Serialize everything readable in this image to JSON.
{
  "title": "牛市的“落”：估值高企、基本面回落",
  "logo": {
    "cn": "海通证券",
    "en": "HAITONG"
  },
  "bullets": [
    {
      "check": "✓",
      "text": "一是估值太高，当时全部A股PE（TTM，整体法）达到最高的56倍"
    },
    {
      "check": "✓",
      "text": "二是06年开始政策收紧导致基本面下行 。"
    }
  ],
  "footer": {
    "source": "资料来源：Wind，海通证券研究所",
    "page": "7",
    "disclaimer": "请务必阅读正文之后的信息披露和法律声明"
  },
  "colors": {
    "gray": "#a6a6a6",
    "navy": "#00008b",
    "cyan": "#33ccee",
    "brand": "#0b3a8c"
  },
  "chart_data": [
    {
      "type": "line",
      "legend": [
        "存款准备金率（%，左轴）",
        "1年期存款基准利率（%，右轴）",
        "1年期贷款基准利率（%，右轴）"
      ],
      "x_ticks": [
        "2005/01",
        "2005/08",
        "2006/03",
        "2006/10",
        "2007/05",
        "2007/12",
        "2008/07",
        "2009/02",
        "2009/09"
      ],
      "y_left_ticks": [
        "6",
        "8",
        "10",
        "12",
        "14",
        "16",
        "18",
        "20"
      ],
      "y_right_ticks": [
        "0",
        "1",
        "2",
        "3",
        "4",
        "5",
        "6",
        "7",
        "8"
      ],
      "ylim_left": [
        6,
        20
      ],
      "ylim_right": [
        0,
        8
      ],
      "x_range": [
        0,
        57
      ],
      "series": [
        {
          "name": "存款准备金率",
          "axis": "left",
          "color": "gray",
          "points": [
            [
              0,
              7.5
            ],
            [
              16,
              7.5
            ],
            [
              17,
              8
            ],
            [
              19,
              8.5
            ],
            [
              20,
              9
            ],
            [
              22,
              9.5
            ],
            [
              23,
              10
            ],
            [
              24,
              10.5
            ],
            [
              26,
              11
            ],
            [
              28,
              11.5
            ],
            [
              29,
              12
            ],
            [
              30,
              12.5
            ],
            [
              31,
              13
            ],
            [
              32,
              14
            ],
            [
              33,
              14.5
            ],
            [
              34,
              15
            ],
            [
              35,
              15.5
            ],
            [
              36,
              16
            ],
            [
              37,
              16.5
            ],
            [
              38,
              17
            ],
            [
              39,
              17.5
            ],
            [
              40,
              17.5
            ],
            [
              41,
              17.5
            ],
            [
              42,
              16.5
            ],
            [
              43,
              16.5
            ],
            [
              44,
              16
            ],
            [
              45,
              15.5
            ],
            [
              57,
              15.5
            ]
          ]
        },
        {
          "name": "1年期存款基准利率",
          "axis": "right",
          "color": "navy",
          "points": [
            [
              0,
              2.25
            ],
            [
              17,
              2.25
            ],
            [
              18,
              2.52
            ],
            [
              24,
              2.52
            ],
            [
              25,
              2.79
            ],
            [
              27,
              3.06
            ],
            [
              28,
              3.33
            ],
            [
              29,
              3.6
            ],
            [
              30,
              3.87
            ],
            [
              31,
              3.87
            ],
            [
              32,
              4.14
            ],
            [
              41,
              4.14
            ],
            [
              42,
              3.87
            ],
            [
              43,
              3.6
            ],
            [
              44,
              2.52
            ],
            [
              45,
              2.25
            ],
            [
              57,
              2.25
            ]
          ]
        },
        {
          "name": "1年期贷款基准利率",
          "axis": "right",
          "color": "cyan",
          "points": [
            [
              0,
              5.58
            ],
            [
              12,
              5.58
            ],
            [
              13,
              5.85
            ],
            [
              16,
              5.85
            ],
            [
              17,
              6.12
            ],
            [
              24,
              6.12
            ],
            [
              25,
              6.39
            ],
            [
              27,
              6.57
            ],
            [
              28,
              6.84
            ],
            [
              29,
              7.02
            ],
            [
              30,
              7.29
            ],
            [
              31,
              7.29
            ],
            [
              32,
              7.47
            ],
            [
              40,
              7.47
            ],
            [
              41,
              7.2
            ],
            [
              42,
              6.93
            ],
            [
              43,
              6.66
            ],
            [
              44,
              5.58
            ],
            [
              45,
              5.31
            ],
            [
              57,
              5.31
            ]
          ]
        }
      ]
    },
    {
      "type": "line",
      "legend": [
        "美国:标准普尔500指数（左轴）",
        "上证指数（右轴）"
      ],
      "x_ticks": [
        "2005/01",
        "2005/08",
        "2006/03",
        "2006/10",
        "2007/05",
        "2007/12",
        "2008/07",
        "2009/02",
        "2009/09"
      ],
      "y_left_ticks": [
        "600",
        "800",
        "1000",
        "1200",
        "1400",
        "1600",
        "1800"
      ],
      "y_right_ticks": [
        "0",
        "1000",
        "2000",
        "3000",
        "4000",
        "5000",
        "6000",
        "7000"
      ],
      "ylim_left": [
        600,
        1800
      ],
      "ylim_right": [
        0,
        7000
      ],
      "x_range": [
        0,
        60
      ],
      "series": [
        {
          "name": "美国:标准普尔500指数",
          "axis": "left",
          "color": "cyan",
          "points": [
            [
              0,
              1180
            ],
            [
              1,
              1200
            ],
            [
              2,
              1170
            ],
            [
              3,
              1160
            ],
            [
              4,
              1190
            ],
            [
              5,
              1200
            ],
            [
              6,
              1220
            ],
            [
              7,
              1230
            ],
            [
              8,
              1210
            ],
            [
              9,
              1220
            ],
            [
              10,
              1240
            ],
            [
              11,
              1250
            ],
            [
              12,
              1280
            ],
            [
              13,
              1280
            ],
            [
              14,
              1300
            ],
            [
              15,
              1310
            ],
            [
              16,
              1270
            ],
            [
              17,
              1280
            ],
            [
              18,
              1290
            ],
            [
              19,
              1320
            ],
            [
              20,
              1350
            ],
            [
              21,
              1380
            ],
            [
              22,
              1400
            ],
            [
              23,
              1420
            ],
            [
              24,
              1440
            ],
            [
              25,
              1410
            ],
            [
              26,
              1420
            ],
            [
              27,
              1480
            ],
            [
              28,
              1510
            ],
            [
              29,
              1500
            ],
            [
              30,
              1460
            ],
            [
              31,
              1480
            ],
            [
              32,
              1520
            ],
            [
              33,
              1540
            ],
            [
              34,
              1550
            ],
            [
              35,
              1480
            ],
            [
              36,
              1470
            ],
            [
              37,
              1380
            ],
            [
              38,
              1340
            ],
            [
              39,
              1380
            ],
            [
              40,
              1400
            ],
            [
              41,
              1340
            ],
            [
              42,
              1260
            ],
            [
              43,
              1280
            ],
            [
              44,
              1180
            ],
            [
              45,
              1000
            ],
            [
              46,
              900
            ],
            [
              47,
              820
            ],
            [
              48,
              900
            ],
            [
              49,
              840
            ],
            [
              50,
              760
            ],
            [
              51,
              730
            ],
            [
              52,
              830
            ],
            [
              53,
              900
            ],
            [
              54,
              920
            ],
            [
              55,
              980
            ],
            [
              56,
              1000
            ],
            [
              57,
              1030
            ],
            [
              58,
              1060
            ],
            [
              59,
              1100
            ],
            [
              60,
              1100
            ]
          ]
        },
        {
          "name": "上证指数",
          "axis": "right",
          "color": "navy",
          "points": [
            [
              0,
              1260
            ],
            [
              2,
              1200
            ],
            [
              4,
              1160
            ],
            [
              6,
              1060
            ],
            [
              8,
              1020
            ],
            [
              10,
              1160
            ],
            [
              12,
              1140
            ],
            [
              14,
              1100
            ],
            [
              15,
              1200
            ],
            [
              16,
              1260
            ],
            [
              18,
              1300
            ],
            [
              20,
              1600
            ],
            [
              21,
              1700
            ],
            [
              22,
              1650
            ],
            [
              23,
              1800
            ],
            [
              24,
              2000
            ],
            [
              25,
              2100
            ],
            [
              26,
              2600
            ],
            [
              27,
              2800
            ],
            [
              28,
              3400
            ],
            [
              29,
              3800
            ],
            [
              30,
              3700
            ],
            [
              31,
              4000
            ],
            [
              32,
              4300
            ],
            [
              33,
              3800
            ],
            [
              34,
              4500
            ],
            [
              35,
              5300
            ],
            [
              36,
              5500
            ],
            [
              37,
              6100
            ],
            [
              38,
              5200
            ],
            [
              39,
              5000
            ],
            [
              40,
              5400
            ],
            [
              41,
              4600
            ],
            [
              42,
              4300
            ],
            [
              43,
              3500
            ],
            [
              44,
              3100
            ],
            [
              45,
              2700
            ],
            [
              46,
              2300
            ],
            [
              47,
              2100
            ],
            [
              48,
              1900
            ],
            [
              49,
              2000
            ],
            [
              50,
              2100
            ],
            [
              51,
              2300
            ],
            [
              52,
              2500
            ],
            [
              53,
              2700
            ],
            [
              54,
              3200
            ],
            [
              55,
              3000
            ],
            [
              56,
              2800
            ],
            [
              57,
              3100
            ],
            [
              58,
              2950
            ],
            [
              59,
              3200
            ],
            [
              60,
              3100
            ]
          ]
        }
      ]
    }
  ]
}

• • •

▸ **Requirement**:
Every line in the data above that contains "text" needs to be copied.

▸ **Answer in full**:
      "text": "一是估值太高，当时全部A股PE（TTM，整体法）达到最高的56倍"
      "text": "二是06年开始政策收紧导致基本面下行 。"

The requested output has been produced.